:: Recorded data ::

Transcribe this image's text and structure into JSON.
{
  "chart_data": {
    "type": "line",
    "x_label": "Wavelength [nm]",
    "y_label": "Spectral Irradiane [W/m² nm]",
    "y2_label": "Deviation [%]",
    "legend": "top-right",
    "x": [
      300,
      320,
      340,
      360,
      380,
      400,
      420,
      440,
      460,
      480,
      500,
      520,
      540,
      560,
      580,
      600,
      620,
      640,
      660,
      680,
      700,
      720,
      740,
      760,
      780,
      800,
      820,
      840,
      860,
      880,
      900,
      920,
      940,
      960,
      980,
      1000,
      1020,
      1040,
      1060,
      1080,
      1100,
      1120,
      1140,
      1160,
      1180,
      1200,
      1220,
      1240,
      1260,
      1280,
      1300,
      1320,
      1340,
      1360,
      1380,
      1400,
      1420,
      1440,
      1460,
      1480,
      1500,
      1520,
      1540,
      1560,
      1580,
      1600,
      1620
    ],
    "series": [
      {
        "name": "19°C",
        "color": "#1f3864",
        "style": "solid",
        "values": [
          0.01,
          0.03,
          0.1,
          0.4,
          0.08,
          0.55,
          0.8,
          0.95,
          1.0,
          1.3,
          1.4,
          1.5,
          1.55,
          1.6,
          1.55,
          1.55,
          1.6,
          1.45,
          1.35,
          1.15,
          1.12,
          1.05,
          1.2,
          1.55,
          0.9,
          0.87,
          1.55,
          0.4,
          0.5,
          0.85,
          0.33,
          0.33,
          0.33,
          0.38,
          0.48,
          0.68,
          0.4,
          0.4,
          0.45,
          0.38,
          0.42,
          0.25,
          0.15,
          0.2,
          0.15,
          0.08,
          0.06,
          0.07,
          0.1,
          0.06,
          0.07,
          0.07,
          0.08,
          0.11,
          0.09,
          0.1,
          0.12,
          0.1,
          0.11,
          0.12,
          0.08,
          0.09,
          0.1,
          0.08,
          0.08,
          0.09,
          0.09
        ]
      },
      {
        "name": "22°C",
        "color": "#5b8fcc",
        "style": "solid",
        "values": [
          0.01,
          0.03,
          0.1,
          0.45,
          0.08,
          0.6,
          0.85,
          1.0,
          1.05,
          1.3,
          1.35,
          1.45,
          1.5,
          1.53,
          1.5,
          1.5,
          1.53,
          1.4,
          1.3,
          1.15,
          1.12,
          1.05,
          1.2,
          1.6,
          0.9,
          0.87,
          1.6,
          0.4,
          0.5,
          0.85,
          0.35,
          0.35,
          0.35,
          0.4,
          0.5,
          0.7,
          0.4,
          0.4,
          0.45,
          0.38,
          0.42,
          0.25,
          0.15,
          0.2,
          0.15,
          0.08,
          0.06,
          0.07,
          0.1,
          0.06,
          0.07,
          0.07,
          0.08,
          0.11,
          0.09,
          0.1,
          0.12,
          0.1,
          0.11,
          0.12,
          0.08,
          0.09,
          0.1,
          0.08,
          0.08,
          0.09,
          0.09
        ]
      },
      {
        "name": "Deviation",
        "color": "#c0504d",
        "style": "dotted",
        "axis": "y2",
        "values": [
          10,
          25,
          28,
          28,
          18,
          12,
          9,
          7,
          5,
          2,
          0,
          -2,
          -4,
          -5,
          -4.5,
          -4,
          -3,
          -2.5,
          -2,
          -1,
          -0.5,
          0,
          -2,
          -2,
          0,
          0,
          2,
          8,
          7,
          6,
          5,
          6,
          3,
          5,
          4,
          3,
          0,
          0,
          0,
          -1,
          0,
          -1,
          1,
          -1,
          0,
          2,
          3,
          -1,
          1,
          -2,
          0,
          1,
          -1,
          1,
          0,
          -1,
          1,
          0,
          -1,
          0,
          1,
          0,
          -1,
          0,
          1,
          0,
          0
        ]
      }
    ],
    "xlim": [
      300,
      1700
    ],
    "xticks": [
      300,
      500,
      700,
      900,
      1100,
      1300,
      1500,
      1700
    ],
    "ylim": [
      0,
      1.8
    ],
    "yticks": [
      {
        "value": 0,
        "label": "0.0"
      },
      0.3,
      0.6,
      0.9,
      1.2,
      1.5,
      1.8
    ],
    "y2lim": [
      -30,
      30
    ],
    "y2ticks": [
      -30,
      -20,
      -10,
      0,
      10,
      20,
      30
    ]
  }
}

:::

Task to carry out: Copy out the full listing exactly.

Final answer:
Transcribe this image's text and structure into JSON.
{
  "chart_data": {
    "type": "line",
    "x_label": "Wavelength [nm]",
    "y_label": "Spectral Irradiane [W/m² nm]",
    "y2_label": "Deviation [%]",
    "legend": "top-right",
    "x": [
      300,
      320,
      340,
      360,
      380,
      400,
      420,
      440,
      460,
      480,
      500,
      520,
      540,
      560,
      580,
      600,
      620,
      640,
      660,
      680,
      700,
      720,
      740,
      760,
      780,
      800,
      820,
      840,
      860,
      880,
      900,
      920,
      940,
      960,
      980,
      1000,
      1020,
      1040,
      1060,
      1080,
      1100,
      1120,
      1140,
      1160,
      1180,
      1200,
      1220,
      1240,
      1260,
      1280,
      1300,
      1320,
      1340,
      1360,
      1380,
      1400,
      1420,
      1440,
      1460,
      1480,
      1500,
      1520,
      1540,
      1560,
      1580,
      1600,
      1620
    ],
    "series": [
      {
        "name": "19°C",
        "color": "#1f3864",
        "style": "solid",
        "values": [
          0.01,
          0.03,
          0.1,
          0.4,
          0.08,
          0.55,
          0.8,
          0.95,
          1.0,
          1.3,
          1.4,
          1.5,
          1.55,
          1.6,
          1.55,
          1.55,
          1.6,
          1.45,
          1.35,
          1.15,
          1.12,
          1.05,
          1.2,
          1.55,
          0.9,
          0.87,
          1.55,
          0.4,
          0.5,
          0.85,
          0.33,
          0.33,
          0.33,
          0.38,
          0.48,
          0.68,
          0.4,
          0.4,
          0.45,
          0.38,
          0.42,
          0.25,
          0.15,
          0.2,
          0.15,
          0.08,
          0.06,
          0.07,
          0.1,
          0.06,
          0.07,
          0.07,
          0.08,
          0.11,
          0.09,
          0.1,
          0.12,
          0.1,
          0.11,
          0.12,
          0.08,
          0.09,
          0.1,
          0.08,
          0.08,
          0.09,
          0.09
        ]
      },
      {
        "name": "22°C",
        "color": "#5b8fcc",
        "style": "solid",
        "values": [
          0.01,
          0.03,
          0.1,
          0.45,
          0.08,
          0.6,
          0.85,
          1.0,
          1.05,
          1.3,
          1.35,
          1.45,
          1.5,
          1.53,
          1.5,
          1.5,
          1.53,
          1.4,
          1.3,
          1.15,
          1.12,
          1.05,
          1.2,
          1.6,
          0.9,
          0.87,
          1.6,
          0.4,
          0.5,
          0.85,
          0.35,
          0.35,
          0.35,
          0.4,
          0.5,
          0.7,
          0.4,
          0.4,
          0.45,
          0.38,
          0.42,
          0.25,
          0.15,
          0.2,
          0.15,
          0.08,
          0.06,
          0.07,
          0.1,
          0.06,
          0.07,
          0.07,
          0.08,
          0.11,
          0.09,
          0.1,
          0.12,
          0.1,
          0.11,
          0.12,
          0.08,
          0.09,
          0.1,
          0.08,
          0.08,
          0.09,
          0.09
        ]
      },
      {
        "name": "Deviation",
        "color": "#c0504d",
        "style": "dotted",
        "axis": "y2",
        "values": [
          10,
          25,
          28,
          28,
          18,
          12,
          9,
          7,
          5,
          2,
          0,
          -2,
          -4,
          -5,
          -4.5,
          -4,
          -3,
          -2.5,
          -2,
          -1,
          -0.5,
          0,
          -2,
          -2,
          0,
          0,
          2,
          8,
          7,
          6,
          5,
          6,
          3,
          5,
          4,
          3,
          0,
          0,
          0,
          -1,
          0,
          -1,
          1,
          -1,
          0,
          2,
          3,
          -1,
          1,
          -2,
          0,
          1,
          -1,
          1,
          0,
          -1,
          1,
          0,
          -1,
          0,
          1,
          0,
          -1,
          0,
          1,
          0,
          0
        ]
      }
    ],
    "xlim": [
      300,
      1700
    ],
    "xticks": [
      300,
      500,
      700,
      900,
      1100,
      1300,
      1500,
      1700
    ],
    "ylim": [
      0,
      1.8
    ],
    "yticks": [
      {
        "value": 0,
        "label": "0.0"
      },
      0.3,
      0.6,
      0.9,
      1.2,
      1.5,
      1.8
    ],
    "y2lim": [
      -30,
      30
    ],
    "y2ticks": [
      -30,
      -20,
      -10,
      0,
      10,
      20,
      30
    ]
  }
}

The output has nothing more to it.